----- RECORDED DATA

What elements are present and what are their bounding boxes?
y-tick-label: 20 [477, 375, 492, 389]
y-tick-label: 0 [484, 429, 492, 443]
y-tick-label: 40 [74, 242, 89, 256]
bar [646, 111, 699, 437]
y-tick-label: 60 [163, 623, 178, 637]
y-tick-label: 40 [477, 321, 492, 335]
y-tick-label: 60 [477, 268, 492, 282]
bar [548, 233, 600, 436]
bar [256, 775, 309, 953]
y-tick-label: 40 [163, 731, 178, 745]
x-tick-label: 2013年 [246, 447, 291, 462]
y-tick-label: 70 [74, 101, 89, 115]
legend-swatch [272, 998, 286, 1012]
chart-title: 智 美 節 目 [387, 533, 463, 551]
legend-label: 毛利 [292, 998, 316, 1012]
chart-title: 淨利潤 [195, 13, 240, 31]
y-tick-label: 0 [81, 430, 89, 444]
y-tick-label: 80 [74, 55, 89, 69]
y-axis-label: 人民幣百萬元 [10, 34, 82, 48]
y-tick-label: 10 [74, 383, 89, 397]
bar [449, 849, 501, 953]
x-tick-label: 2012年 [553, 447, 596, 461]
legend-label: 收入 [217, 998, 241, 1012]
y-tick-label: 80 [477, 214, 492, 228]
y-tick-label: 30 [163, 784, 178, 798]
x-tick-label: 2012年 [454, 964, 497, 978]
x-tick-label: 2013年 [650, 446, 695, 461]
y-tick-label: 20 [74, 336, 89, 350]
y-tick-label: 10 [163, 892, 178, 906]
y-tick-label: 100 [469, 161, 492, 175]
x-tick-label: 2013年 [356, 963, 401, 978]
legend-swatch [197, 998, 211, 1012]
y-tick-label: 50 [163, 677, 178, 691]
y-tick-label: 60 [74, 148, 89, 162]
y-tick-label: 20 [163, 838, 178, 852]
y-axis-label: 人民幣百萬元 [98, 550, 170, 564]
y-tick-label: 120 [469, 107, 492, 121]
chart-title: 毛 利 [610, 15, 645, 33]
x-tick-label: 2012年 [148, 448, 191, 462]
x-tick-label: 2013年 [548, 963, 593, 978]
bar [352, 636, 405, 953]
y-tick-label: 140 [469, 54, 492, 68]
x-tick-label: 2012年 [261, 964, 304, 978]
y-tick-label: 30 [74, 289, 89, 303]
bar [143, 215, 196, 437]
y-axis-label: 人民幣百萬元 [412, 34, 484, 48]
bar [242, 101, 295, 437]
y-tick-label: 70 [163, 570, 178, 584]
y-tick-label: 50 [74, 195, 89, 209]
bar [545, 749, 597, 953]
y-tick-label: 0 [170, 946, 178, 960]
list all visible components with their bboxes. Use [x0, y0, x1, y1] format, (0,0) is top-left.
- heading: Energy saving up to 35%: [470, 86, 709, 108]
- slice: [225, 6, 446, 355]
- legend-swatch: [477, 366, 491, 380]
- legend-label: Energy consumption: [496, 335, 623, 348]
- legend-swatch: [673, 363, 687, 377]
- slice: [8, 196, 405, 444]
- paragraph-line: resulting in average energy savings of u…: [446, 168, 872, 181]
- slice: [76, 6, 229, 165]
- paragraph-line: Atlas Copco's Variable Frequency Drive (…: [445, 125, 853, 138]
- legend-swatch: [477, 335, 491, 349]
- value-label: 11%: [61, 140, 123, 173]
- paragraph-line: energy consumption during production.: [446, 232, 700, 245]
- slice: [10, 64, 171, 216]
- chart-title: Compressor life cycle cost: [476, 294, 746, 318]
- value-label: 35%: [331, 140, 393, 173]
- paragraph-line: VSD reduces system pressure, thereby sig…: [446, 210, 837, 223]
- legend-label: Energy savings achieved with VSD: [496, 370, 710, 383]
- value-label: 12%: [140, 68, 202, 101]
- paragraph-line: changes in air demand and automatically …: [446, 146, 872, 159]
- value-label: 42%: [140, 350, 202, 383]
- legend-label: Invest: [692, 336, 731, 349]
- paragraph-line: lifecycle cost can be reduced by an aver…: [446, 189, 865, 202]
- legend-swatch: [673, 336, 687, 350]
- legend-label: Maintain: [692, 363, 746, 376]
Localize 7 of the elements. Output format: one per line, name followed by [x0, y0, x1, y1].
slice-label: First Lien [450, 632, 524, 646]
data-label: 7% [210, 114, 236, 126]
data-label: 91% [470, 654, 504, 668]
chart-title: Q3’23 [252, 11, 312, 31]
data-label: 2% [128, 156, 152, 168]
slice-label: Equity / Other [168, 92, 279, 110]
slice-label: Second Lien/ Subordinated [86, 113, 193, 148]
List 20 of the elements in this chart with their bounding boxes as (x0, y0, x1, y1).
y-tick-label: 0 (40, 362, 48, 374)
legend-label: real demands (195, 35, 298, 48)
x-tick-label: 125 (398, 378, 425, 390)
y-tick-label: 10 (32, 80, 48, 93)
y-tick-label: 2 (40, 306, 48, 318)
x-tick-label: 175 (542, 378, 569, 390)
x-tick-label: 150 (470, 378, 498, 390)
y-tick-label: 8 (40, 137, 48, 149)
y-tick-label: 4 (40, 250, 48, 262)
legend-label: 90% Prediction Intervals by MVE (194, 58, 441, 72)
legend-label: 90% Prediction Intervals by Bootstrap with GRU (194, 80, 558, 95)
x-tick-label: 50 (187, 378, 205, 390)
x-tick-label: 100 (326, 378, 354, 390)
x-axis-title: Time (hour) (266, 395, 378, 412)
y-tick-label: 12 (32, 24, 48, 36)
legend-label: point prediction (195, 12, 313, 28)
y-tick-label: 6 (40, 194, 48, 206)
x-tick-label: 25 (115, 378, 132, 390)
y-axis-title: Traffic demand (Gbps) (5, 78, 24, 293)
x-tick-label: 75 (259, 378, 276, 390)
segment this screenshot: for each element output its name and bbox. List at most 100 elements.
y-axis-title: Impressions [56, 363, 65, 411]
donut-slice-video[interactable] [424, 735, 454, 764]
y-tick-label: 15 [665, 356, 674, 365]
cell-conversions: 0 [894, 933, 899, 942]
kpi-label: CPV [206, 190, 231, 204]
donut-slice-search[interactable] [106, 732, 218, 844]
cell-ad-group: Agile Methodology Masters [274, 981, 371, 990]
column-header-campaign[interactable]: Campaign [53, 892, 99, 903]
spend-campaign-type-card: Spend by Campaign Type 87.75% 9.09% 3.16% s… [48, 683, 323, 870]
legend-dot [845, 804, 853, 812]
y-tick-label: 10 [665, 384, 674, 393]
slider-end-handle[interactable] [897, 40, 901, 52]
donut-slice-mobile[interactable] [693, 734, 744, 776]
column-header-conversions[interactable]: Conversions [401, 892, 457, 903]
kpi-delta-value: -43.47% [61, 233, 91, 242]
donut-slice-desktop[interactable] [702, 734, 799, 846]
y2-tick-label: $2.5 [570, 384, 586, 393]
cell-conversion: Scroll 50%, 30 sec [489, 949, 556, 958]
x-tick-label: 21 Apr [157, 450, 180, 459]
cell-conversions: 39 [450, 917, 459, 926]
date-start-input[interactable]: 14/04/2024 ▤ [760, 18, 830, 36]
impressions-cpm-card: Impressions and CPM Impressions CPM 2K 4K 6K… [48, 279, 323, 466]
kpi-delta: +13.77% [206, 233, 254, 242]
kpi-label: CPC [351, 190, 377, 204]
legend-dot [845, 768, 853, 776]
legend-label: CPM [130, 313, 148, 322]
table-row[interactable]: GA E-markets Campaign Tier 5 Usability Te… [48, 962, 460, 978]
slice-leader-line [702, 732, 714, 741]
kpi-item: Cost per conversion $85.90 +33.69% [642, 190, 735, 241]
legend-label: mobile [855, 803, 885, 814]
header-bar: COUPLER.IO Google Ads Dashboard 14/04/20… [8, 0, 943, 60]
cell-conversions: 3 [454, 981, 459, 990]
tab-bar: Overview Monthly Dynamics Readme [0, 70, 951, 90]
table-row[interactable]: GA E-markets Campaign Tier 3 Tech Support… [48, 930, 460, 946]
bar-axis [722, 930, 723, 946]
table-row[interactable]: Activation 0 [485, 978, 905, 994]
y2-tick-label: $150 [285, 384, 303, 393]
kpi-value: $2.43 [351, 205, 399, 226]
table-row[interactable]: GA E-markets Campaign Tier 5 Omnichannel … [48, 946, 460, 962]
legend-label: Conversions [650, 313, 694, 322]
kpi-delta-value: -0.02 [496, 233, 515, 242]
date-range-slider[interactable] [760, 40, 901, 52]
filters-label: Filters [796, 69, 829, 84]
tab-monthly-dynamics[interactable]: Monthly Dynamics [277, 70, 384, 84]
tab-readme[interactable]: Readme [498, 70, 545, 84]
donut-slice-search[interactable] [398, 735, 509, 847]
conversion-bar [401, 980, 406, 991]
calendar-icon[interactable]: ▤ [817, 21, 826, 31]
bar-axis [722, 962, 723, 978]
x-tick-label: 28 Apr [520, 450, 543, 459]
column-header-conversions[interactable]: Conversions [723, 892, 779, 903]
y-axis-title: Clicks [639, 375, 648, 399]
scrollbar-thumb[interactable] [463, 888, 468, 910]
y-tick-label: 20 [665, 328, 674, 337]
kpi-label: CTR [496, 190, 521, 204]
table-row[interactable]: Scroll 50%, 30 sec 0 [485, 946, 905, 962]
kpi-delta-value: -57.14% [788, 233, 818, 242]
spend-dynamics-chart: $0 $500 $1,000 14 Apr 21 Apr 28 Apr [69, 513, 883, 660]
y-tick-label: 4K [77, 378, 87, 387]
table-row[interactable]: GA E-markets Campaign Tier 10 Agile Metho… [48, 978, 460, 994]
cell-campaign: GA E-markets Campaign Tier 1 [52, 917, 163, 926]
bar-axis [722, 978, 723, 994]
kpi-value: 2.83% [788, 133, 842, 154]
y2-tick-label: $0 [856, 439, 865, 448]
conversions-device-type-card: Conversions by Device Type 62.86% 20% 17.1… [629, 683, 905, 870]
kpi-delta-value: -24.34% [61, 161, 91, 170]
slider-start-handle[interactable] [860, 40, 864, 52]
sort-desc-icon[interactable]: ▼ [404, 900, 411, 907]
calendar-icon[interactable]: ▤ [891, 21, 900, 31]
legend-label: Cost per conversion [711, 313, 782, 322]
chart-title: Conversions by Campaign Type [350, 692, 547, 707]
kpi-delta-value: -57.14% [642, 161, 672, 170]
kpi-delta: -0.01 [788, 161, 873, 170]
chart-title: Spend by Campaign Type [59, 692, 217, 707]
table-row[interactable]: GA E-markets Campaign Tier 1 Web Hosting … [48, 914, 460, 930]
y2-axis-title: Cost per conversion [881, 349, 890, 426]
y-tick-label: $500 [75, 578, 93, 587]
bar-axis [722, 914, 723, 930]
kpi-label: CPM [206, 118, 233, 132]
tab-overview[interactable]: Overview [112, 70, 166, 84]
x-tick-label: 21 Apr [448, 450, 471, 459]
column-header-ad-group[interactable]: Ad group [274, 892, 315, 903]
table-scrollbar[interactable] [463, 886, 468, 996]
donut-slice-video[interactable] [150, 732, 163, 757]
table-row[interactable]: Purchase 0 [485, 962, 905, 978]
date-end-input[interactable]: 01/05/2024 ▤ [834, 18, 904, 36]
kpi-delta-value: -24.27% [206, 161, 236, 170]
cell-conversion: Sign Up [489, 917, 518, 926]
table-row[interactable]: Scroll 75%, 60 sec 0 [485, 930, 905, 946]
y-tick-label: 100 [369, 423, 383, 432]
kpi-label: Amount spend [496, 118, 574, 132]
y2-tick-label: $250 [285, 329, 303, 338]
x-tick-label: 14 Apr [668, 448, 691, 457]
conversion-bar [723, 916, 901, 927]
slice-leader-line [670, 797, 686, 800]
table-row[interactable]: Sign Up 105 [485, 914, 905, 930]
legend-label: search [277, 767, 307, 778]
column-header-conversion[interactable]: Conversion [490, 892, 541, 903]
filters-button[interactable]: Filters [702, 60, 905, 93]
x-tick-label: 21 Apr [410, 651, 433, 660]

----------

PROBLEM DESCRIPTION
Copy the rows from the very first line through the line with "x-tick-label: 2013年 [246, 447, 291, 462]", that line included, reproducing each one character for character.

ANSWER TO THIS EXERCISE
What elements are present and what are their bounding boxes?
y-tick-label: 20 [477, 375, 492, 389]
y-tick-label: 0 [484, 429, 492, 443]
y-tick-label: 40 [74, 242, 89, 256]
bar [646, 111, 699, 437]
y-tick-label: 60 [163, 623, 178, 637]
y-tick-label: 40 [477, 321, 492, 335]
y-tick-label: 60 [477, 268, 492, 282]
bar [548, 233, 600, 436]
bar [256, 775, 309, 953]
y-tick-label: 40 [163, 731, 178, 745]
x-tick-label: 2013年 [246, 447, 291, 462]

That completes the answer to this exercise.